• _EXERCISE INSTRUCTIONS_: All lines featuring the string "image" are to be listed.

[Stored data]
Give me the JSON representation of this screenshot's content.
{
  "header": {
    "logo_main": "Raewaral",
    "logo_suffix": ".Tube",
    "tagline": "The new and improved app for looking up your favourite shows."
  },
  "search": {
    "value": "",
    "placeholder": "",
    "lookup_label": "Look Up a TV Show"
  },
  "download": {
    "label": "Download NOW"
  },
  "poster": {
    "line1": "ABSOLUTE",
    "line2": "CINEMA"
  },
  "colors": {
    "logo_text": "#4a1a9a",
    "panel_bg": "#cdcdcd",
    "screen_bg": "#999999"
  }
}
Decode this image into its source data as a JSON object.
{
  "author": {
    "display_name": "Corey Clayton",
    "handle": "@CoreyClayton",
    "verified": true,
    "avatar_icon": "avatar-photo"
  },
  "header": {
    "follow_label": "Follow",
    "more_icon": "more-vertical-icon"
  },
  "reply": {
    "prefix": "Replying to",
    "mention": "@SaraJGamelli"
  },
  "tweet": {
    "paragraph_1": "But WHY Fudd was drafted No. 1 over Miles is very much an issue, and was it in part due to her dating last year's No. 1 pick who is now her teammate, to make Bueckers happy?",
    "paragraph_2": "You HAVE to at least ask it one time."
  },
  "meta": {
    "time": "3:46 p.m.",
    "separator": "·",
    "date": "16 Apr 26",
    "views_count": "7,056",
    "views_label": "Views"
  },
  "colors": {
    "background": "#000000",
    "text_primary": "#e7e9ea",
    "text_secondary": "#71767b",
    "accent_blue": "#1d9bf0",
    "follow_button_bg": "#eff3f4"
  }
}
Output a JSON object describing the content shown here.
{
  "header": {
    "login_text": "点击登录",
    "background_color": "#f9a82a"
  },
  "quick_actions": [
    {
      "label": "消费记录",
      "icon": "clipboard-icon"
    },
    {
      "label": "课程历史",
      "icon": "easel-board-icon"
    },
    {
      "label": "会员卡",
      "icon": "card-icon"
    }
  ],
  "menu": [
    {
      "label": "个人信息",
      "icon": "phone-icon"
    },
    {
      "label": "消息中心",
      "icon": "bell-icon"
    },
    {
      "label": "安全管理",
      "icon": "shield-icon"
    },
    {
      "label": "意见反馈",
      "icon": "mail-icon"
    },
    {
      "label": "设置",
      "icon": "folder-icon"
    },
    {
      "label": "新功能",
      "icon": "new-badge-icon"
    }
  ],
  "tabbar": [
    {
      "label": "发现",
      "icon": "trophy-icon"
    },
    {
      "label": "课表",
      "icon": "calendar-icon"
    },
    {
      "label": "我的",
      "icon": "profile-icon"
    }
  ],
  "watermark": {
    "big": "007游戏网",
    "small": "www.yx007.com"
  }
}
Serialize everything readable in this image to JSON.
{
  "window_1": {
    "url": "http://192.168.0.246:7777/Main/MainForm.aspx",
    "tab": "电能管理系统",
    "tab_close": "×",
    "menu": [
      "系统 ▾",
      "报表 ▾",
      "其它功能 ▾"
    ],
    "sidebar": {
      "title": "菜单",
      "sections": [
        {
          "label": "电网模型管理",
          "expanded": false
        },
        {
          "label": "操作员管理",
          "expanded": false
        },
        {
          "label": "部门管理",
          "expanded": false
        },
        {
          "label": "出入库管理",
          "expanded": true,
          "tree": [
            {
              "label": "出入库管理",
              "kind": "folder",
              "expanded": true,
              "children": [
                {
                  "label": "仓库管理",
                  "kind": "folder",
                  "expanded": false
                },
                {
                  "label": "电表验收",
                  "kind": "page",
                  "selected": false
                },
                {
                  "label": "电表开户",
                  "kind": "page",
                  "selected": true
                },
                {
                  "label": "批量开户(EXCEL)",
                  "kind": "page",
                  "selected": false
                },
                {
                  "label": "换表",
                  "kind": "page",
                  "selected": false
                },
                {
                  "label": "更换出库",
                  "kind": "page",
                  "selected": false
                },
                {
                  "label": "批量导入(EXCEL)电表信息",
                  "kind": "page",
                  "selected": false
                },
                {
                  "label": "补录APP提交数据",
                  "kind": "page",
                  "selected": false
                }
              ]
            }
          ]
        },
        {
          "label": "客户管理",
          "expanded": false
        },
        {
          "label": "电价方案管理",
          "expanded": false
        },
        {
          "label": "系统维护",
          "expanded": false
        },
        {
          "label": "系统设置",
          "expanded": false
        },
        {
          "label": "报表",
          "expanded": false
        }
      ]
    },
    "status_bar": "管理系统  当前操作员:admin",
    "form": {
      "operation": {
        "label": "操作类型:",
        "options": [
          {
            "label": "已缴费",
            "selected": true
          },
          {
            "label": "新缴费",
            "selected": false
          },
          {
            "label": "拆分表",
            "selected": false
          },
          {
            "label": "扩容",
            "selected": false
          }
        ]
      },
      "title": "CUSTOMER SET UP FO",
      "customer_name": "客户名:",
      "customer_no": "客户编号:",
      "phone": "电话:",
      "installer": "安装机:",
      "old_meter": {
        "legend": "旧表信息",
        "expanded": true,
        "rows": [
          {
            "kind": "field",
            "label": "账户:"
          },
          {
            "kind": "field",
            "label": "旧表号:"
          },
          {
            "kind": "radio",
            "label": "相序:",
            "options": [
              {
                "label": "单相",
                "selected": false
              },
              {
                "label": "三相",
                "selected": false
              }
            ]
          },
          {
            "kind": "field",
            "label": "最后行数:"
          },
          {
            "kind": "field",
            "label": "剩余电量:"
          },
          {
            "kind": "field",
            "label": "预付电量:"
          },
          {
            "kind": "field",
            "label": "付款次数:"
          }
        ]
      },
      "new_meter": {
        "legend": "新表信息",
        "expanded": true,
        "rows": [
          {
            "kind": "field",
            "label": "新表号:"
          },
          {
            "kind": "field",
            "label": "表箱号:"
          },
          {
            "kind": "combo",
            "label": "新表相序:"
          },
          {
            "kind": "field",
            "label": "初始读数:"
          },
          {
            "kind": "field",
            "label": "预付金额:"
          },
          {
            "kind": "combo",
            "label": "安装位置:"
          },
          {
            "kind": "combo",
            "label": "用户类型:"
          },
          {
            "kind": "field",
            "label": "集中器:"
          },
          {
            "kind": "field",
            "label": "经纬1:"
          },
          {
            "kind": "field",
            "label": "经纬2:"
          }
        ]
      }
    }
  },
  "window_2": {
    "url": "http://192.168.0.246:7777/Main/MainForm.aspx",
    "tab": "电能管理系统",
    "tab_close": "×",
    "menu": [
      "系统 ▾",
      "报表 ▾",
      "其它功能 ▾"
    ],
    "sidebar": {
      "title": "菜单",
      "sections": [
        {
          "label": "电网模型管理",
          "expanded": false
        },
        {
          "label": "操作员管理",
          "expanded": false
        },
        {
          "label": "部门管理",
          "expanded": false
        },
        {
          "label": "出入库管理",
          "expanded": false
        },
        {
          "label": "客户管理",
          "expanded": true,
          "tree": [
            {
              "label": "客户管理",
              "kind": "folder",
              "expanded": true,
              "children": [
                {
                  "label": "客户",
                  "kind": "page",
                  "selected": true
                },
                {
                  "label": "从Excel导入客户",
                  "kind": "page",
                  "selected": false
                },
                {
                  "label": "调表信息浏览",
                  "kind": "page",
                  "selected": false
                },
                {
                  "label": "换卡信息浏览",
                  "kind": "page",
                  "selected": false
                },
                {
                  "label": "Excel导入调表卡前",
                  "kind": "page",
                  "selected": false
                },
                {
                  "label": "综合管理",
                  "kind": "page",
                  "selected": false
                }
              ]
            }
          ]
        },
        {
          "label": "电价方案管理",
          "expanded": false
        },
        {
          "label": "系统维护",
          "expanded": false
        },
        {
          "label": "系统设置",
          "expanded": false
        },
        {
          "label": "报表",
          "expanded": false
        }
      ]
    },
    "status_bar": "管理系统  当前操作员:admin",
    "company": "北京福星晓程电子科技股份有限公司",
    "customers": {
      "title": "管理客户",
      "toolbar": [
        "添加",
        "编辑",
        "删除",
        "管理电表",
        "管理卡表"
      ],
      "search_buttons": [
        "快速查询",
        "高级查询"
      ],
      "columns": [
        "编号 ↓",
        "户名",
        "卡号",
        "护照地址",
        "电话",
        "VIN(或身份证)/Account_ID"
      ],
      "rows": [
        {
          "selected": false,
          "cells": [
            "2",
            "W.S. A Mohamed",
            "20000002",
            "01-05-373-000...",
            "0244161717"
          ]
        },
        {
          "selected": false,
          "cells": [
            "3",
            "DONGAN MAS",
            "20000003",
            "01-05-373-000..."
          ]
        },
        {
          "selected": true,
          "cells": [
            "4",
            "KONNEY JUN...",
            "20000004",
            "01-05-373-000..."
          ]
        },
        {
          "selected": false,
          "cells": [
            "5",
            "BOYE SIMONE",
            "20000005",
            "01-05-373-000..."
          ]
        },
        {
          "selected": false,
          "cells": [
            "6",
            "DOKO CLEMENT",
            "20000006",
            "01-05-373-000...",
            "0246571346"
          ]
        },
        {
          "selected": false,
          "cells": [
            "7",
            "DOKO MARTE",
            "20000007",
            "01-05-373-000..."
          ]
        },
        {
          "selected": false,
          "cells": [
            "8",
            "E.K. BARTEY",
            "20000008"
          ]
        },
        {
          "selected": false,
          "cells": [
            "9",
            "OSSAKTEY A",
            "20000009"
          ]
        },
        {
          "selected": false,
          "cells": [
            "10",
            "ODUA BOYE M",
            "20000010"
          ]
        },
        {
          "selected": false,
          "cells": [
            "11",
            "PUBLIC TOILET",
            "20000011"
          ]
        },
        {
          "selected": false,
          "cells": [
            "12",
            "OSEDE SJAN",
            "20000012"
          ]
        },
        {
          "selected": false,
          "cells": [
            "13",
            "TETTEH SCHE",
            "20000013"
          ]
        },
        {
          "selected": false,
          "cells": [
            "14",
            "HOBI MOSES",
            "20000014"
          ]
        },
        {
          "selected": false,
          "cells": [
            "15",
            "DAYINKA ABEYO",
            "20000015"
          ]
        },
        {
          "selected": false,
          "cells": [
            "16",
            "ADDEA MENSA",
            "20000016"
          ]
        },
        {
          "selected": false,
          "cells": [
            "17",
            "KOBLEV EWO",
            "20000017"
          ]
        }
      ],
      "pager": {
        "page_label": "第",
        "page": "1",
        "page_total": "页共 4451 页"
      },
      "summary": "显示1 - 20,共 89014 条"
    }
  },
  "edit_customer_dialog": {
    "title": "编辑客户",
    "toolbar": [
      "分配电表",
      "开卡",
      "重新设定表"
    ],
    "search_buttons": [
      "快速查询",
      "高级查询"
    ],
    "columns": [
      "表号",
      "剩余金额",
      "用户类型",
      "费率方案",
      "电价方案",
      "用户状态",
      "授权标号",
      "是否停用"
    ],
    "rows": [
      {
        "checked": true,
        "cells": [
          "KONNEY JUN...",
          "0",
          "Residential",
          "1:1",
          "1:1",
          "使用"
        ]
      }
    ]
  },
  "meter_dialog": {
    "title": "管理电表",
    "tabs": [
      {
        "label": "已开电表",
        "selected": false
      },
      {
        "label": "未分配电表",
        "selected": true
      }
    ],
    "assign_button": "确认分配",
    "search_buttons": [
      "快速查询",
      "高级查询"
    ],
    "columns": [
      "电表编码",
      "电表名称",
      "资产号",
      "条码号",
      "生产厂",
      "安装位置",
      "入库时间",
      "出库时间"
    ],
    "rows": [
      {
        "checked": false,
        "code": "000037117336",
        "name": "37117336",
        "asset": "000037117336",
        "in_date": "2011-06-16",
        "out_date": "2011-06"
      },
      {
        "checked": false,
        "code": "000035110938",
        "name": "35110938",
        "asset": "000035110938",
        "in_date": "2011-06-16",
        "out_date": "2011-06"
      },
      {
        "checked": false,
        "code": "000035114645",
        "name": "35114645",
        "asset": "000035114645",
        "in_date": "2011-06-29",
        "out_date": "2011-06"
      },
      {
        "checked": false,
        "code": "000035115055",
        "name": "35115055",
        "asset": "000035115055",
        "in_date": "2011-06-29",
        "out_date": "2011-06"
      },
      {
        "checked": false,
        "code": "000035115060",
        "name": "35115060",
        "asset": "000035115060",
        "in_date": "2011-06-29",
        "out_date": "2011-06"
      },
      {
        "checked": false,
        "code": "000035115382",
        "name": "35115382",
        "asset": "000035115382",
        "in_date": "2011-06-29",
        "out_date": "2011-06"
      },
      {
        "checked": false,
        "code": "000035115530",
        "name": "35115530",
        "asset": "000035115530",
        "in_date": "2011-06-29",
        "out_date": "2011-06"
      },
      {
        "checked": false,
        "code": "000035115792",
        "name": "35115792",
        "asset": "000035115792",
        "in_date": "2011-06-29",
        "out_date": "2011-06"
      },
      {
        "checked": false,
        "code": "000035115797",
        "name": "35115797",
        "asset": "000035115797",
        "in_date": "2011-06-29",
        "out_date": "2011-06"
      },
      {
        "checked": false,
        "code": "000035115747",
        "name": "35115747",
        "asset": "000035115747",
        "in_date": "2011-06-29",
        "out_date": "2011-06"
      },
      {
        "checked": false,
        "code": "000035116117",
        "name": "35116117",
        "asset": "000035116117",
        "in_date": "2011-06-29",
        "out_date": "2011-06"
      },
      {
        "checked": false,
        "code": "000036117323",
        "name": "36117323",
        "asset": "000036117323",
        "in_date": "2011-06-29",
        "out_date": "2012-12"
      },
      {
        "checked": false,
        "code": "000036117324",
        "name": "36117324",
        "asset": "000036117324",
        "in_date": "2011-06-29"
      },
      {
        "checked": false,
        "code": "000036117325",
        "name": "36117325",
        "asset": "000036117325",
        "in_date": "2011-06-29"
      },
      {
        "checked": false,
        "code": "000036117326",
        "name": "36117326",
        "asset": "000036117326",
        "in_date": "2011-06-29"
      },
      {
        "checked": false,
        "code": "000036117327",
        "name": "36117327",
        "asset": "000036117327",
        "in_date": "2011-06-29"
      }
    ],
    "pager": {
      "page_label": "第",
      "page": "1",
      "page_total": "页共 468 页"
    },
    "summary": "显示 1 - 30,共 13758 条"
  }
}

• _SOLUTION TO THE EXERCISE_:
Decode this image into its source data as a JSON object.
Serialize everything readable in this image to JSON.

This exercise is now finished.